===== DATA PROVIDED =====

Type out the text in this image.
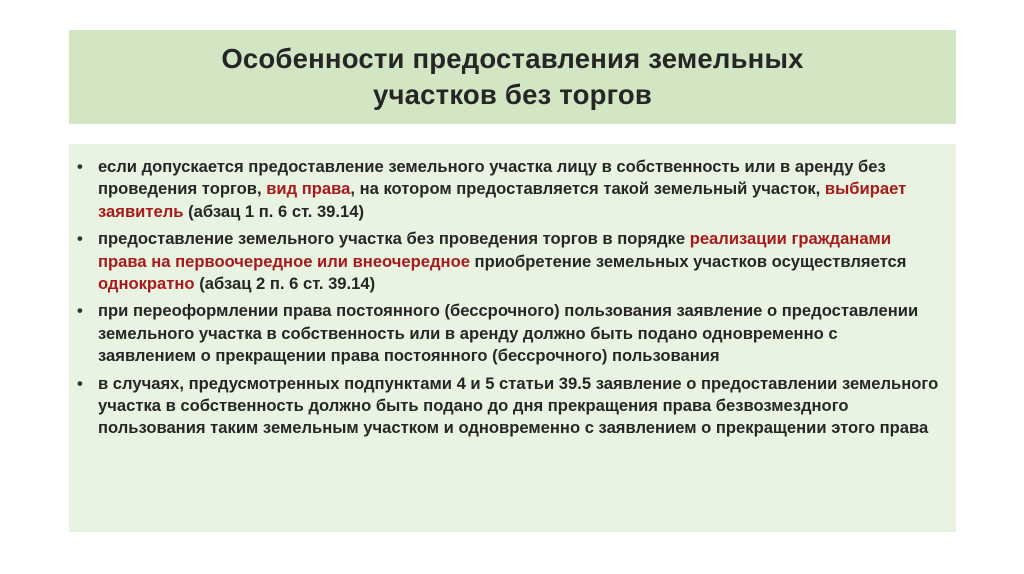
Особенности предоставления земельных
участков без торгов
• если допускается предоставление земельного участка лицу в собственность или в аренду без проведения торгов, вид права, на котором предоставляется такой земельный участок, выбирает заявитель (абзац 1 п. 6 ст. 39.14)
• предоставление земельного участка без проведения торгов в порядке реализации гражданами права на первоочередное или внеочередное приобретение земельных участков осуществляется однократно (абзац 2 п. 6 ст. 39.14)
• при переоформлении права постоянного (бессрочного) пользования заявление о предоставлении земельного участка в собственность или в аренду должно быть подано одновременно с заявлением о прекращении права постоянного (бессрочного) пользования
• в случаях, предусмотренных подпунктами 4 и 5 статьи 39.5 заявление о предоставлении земельного участка в собственность должно быть подано до дня прекращения права безвозмездного пользования таким земельным участком и одновременно с заявлением о прекращении этого права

=====

WHAT THE EXERCISE ASKS
Collect the lines that hold "участков".

RESULT
участков без торгов
• предоставление земельного участка без проведения торгов в порядке реализации гражданами права на первоочередное или внеочередное приобретение земельных участков осуществляется однократно (абзац 2 п. 6 ст. 39.14)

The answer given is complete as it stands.